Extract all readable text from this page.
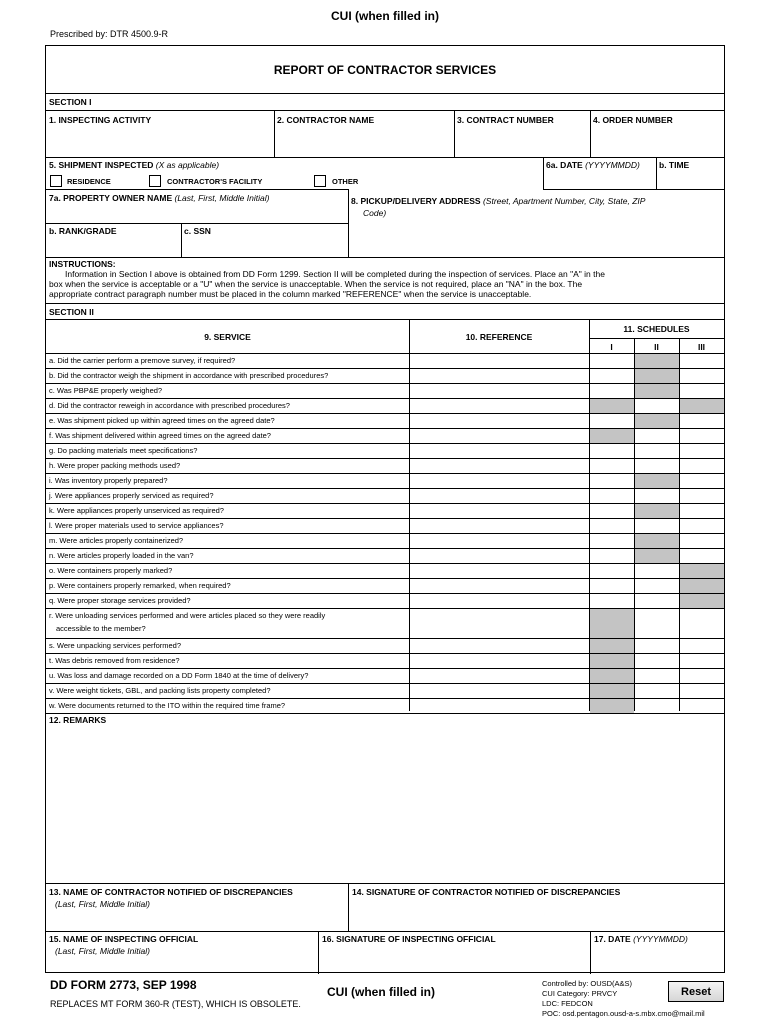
CUI (when filled in)
Prescribed by: DTR 4500.9-R
REPORT OF CONTRACTOR SERVICES
SECTION I
1. INSPECTING ACTIVITY	2. CONTRACTOR NAME	3. CONTRACT NUMBER	4. ORDER NUMBER
5. SHIPMENT INSPECTED (X as applicable)
RESIDENCE	CONTRACTOR'S FACILITY	OTHER
6a. DATE (YYYYMMDD) b. TIME
7a. PROPERTY OWNER NAME (Last, First, Middle Initial)	8. PICKUP/DELIVERY ADDRESS (Street, Apartment Number, City, State, ZIP
Code)
b. RANK/GRADE	c. SSN
INSTRUCTIONS:
Information in Section I above is obtained from DD Form 1299. Section II will be completed during the inspection of services. Place an "A" in the
box when the service is acceptable or a "U" when the service is unacceptable. When the service is not required, place an "NA" in the box. The
appropriate contract paragraph number must be placed in the column marked "REFERENCE" when the service is unacceptable.
SECTION II
9. SERVICE	10. REFERENCE
11. SCHEDULES
I	II	III
a. Did the carrier perform a premove survey, if required?
b. Did the contractor weigh the shipment in accordance with prescribed procedures?
c. Was PBP&E properly weighed?
d. Did the contractor reweigh in accordance with prescribed procedures?
e. Was shipment picked up within agreed times on the agreed date?
f. Was shipment delivered within agreed times on the agreed date?
g. Do packing materials meet specifications?
h. Were proper packing methods used?
i. Was inventory properly prepared?
j. Were appliances properly serviced as required?
k. Were appliances properly unserviced as required?
l. Were proper materials used to service appliances?
m. Were articles properly containerized?
n. Were articles properly loaded in the van?
o. Were containers properly marked?
p. Were containers properly remarked, when required?
q. Were proper storage services provided?
r. Were unloading services performed and were articles placed so they were readily
accessible to the member?
s. Were unpacking services performed?
t. Was debris removed from residence?
u. Was loss and damage recorded on a DD Form 1840 at the time of delivery?
v. Were weight tickets, GBL, and packing lists property completed?
w. Were documents returned to the ITO within the required time frame?
12. REMARKS
13. NAME OF CONTRACTOR NOTIFIED OF DISCREPANCIES
(Last, First, Middle Initial)
14. SIGNATURE OF CONTRACTOR NOTIFIED OF DISCREPANCIES
15. NAME OF INSPECTING OFFICIAL
(Last, First, Middle Initial)
16. SIGNATURE OF INSPECTING OFFICIAL	17. DATE (YYYYMMDD)
DD FORM 2773, SEP 1998
REPLACES MT FORM 360-R (TEST), WHICH IS OBSOLETE.
CUI (when filled in)
Controlled by: OUSD(A&S)
CUI Category: PRVCY
LDC: FEDCON
POC: osd.pentagon.ousd-a-s.mbx.cmo@mail.mil
Reset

*-*-*

_TASK GOAL_
Write the records out again in full, exactly, and skip every picture.

_CORRECT RESPONSE_
Extract all readable text from this page.
CUI (when filled in)
Prescribed by: DTR 4500.9-R
REPORT OF CONTRACTOR SERVICES
SECTION I
1. INSPECTING ACTIVITY	2. CONTRACTOR NAME	3. CONTRACT NUMBER	4. ORDER NUMBER
5. SHIPMENT INSPECTED (X as applicable)
RESIDENCE	CONTRACTOR'S FACILITY	OTHER
6a. DATE (YYYYMMDD) b. TIME
7a. PROPERTY OWNER NAME (Last, First, Middle Initial)	8. PICKUP/DELIVERY ADDRESS (Street, Apartment Number, City, State, ZIP
Code)
b. RANK/GRADE	c. SSN
INSTRUCTIONS:
Information in Section I above is obtained from DD Form 1299. Section II will be completed during the inspection of services. Place an "A" in the
box when the service is acceptable or a "U" when the service is unacceptable. When the service is not required, place an "NA" in the box. The
appropriate contract paragraph number must be placed in the column marked "REFERENCE" when the service is unacceptable.
SECTION II
9. SERVICE	10. REFERENCE
11. SCHEDULES
I	II	III
a. Did the carrier perform a premove survey, if required?
b. Did the contractor weigh the shipment in accordance with prescribed procedures?
c. Was PBP&E properly weighed?
d. Did the contractor reweigh in accordance with prescribed procedures?
e. Was shipment picked up within agreed times on the agreed date?
f. Was shipment delivered within agreed times on the agreed date?
g. Do packing materials meet specifications?
h. Were proper packing methods used?
i. Was inventory properly prepared?
j. Were appliances properly serviced as required?
k. Were appliances properly unserviced as required?
l. Were proper materials used to service appliances?
m. Were articles properly containerized?
n. Were articles properly loaded in the van?
o. Were containers properly marked?
p. Were containers properly remarked, when required?
q. Were proper storage services provided?
r. Were unloading services performed and were articles placed so they were readily
accessible to the member?
s. Were unpacking services performed?
t. Was debris removed from residence?
u. Was loss and damage recorded on a DD Form 1840 at the time of delivery?
v. Were weight tickets, GBL, and packing lists property completed?
w. Were documents returned to the ITO within the required time frame?
12. REMARKS
13. NAME OF CONTRACTOR NOTIFIED OF DISCREPANCIES
(Last, First, Middle Initial)
14. SIGNATURE OF CONTRACTOR NOTIFIED OF DISCREPANCIES
15. NAME OF INSPECTING OFFICIAL
(Last, First, Middle Initial)
16. SIGNATURE OF INSPECTING OFFICIAL	17. DATE (YYYYMMDD)
DD FORM 2773, SEP 1998
REPLACES MT FORM 360-R (TEST), WHICH IS OBSOLETE.
CUI (when filled in)
Controlled by: OUSD(A&S)
CUI Category: PRVCY
LDC: FEDCON
POC: osd.pentagon.ousd-a-s.mbx.cmo@mail.mil
Reset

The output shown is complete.